(Records about charts and figures)
[start]
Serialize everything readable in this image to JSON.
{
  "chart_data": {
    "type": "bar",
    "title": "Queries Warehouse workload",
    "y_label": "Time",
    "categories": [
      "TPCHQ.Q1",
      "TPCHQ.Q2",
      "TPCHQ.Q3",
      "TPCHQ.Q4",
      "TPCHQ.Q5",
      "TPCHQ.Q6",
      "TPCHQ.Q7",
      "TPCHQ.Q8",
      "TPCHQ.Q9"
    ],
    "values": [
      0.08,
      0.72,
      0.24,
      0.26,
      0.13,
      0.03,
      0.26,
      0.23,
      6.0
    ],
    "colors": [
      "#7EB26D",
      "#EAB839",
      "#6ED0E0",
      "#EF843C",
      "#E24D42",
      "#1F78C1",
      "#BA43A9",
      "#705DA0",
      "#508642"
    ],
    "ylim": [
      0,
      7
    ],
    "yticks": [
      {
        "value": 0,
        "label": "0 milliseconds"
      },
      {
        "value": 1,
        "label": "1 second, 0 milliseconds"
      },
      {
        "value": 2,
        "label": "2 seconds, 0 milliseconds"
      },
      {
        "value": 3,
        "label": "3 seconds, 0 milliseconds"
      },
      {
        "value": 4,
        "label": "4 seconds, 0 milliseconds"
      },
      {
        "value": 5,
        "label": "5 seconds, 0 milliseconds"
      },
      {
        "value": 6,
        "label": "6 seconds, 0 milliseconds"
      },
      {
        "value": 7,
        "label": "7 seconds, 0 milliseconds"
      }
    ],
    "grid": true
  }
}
[end]
PROBLEM STATEMENT: Select every line where the word "TPCHQ" occurs.

RESULT OF THE TASK:
      "TPCHQ.Q1",
      "TPCHQ.Q2",
      "TPCHQ.Q3",
      "TPCHQ.Q4",
      "TPCHQ.Q5",
      "TPCHQ.Q6",
      "TPCHQ.Q7",
      "TPCHQ.Q8",
      "TPCHQ.Q9"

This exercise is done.